## What you have to do
Look through the listing below and give the number of lines that hold "this". Say nothing more.

## Records shown
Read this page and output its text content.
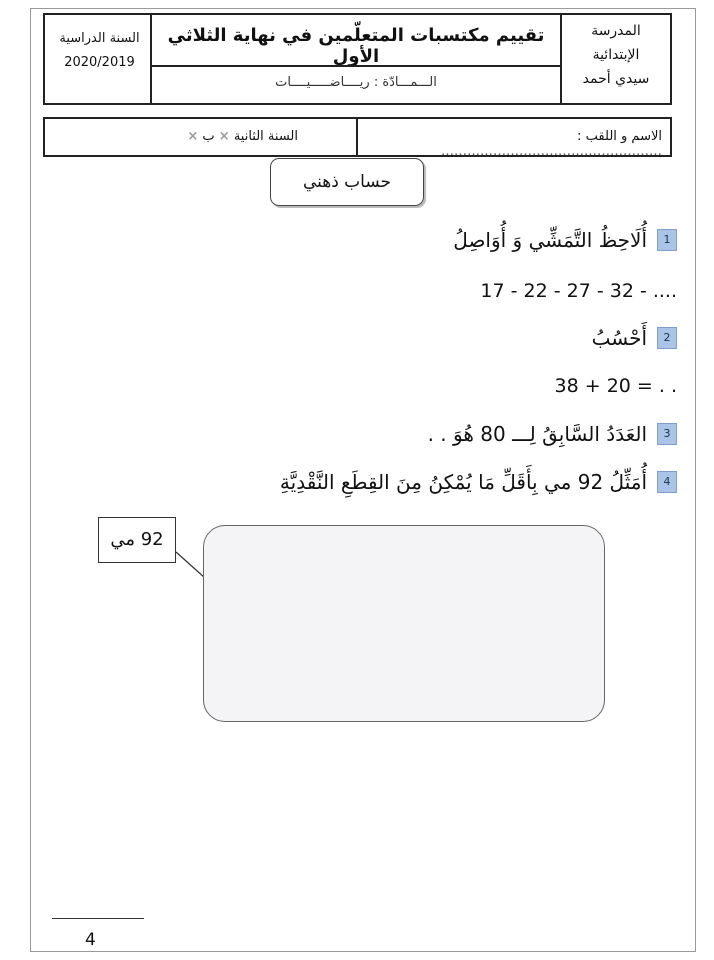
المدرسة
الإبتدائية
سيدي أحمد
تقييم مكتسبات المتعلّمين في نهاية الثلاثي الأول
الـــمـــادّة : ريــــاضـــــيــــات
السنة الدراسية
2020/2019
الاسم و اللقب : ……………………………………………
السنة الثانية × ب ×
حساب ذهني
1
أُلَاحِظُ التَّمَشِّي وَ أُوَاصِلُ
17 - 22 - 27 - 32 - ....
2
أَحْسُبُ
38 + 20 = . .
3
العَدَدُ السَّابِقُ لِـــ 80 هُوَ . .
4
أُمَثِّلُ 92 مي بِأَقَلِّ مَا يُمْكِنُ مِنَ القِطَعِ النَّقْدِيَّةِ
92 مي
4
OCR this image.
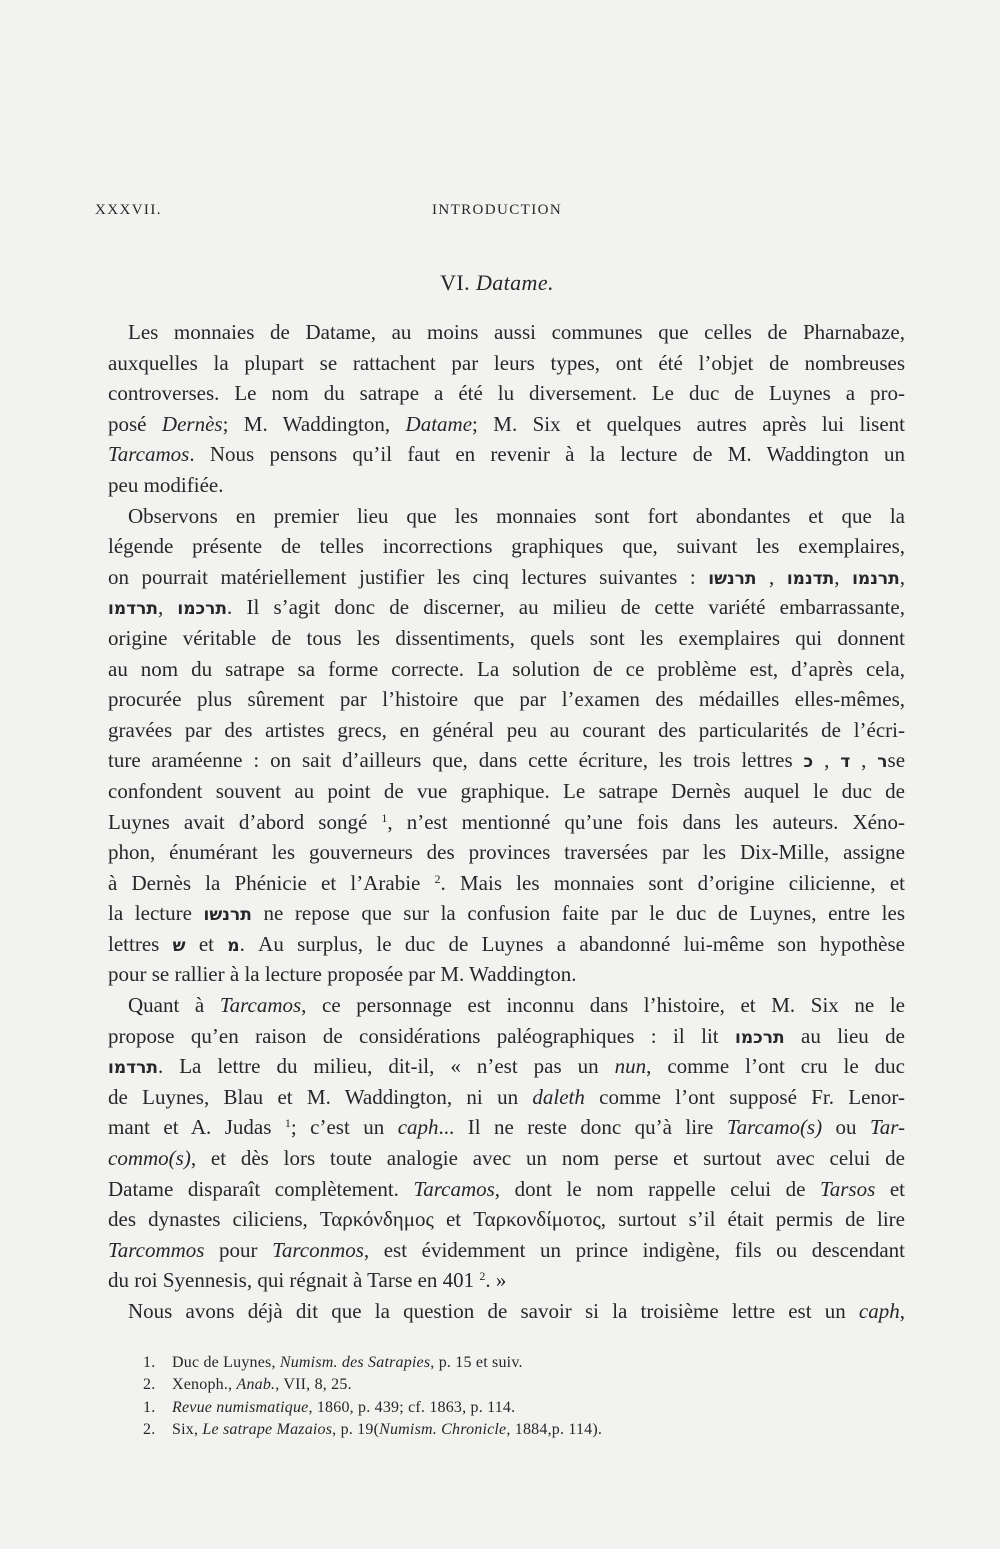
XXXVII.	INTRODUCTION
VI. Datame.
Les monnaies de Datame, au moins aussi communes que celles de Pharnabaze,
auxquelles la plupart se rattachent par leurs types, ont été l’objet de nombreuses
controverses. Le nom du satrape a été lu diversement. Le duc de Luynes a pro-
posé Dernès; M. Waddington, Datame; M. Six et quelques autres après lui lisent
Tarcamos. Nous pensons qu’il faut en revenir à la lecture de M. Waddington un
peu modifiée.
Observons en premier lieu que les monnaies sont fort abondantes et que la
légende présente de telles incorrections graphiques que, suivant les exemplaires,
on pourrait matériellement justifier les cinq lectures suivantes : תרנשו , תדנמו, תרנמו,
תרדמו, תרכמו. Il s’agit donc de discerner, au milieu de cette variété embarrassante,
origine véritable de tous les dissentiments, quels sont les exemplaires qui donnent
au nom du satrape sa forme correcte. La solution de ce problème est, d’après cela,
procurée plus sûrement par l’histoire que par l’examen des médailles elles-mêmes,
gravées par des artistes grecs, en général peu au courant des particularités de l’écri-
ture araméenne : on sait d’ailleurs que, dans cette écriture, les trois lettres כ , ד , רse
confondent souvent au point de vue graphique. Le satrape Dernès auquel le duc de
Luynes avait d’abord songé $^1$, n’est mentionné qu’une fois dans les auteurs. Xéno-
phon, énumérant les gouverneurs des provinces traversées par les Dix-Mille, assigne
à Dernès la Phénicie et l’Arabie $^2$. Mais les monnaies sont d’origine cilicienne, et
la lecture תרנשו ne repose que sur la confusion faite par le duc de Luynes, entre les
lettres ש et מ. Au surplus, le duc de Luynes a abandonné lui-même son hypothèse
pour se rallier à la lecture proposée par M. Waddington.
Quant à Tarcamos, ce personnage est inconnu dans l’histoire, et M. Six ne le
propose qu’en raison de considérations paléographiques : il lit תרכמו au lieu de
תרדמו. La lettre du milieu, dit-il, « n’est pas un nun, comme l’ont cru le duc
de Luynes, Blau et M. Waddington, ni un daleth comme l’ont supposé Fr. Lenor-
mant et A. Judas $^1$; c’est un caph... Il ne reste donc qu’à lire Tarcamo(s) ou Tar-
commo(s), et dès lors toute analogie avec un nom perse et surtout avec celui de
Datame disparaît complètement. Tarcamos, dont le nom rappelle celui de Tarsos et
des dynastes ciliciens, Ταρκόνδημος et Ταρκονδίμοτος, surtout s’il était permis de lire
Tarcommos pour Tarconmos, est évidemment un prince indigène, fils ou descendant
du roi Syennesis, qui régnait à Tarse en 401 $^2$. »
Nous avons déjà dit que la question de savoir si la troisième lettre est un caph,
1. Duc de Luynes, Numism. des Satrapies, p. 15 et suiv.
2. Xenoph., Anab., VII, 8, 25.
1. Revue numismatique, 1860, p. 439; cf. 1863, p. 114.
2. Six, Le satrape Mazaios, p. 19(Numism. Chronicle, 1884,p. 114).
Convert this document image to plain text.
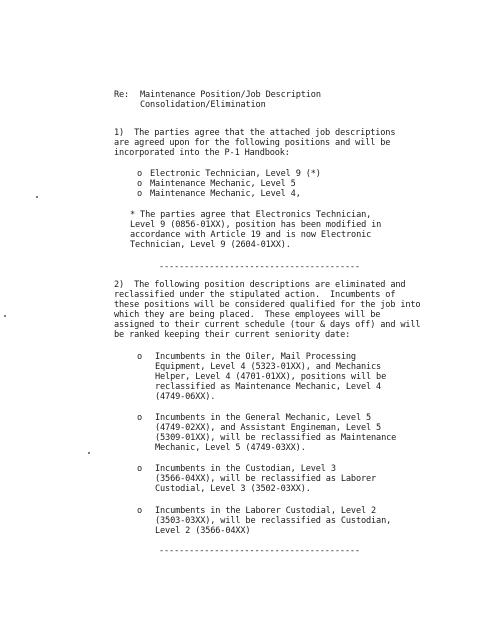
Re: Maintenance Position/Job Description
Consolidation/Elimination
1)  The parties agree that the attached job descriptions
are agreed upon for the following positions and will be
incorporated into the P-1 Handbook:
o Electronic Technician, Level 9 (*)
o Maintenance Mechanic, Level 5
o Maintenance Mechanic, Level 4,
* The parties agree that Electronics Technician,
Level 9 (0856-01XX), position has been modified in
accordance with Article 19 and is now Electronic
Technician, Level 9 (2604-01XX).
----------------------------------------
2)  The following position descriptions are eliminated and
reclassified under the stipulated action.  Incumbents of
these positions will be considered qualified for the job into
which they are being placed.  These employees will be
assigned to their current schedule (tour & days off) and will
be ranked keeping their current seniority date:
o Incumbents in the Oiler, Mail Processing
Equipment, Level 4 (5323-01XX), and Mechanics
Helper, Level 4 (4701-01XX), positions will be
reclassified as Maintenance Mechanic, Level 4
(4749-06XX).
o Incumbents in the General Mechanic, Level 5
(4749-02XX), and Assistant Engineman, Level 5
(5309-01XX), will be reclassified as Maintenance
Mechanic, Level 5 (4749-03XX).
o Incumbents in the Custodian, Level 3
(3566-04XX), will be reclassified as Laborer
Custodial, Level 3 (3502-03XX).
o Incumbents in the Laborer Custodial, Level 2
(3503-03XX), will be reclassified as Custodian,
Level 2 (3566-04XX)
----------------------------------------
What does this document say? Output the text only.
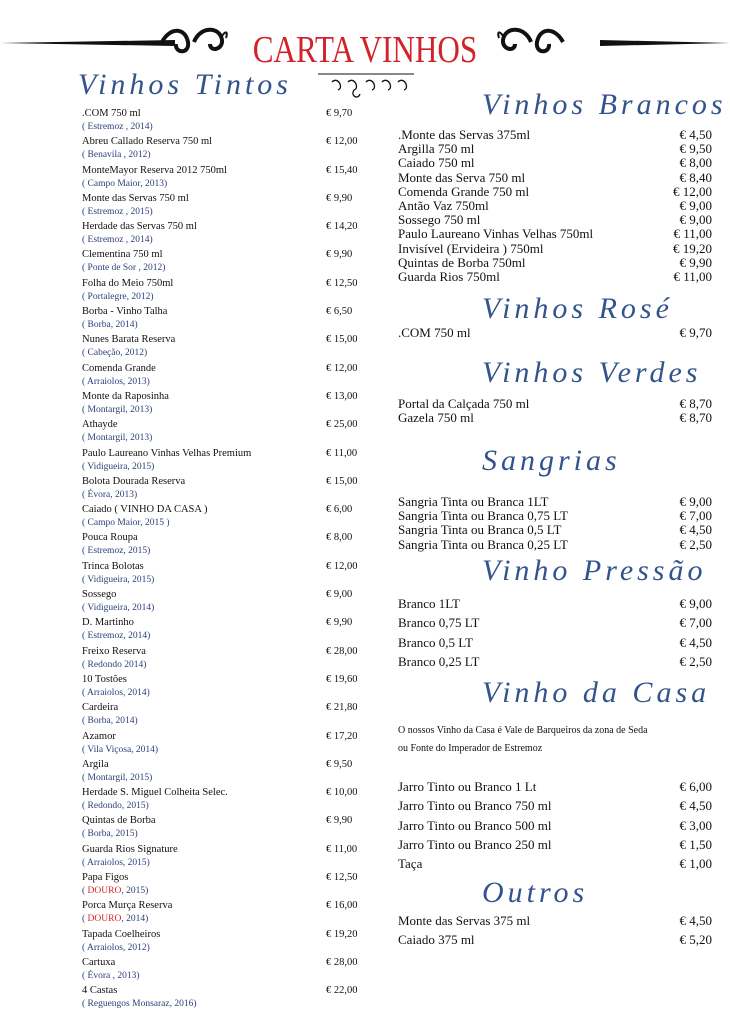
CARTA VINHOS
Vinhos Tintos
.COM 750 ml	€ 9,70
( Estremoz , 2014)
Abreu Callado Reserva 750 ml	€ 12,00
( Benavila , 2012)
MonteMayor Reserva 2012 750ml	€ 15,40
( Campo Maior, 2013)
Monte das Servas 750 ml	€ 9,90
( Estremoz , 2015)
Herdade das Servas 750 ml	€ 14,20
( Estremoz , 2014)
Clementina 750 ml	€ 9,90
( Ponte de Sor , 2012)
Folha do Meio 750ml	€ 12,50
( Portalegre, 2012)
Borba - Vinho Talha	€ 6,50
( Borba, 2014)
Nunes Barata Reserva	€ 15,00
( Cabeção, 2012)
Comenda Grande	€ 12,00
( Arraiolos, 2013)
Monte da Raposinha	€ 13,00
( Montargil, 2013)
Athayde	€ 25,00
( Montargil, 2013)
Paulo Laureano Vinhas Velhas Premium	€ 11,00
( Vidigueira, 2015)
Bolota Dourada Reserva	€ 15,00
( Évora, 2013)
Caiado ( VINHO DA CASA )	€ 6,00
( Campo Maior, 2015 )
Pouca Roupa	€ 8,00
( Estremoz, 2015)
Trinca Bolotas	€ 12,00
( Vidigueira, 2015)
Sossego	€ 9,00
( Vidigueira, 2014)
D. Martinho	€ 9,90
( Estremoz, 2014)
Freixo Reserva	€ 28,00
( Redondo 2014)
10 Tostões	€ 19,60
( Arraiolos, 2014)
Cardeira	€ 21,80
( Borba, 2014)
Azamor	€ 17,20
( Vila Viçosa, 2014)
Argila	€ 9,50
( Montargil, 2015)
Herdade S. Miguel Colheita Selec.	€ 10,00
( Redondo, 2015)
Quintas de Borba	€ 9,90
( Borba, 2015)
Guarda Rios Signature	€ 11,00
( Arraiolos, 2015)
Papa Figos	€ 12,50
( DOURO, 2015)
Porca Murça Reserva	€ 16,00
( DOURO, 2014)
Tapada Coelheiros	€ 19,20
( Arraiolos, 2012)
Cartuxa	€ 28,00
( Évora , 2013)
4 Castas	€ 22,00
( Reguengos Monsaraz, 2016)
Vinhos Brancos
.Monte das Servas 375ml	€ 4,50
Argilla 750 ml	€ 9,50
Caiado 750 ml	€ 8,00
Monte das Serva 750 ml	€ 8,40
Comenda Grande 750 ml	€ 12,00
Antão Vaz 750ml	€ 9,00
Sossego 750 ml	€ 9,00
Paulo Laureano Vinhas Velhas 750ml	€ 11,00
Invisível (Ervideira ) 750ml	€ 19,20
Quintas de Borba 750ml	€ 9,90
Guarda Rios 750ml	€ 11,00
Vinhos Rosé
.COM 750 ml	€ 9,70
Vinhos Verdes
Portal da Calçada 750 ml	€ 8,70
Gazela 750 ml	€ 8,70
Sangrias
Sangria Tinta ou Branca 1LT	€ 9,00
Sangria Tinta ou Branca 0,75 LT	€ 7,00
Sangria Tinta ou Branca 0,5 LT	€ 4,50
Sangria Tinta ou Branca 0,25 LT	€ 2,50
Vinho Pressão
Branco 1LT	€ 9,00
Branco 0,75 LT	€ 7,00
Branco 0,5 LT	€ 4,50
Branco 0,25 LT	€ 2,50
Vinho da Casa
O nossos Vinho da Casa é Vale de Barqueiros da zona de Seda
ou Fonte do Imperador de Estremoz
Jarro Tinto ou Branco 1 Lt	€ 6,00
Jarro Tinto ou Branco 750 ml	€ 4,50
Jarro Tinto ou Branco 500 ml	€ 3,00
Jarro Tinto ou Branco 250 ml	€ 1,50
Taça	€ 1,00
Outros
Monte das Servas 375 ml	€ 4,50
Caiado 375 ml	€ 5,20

## The answer
4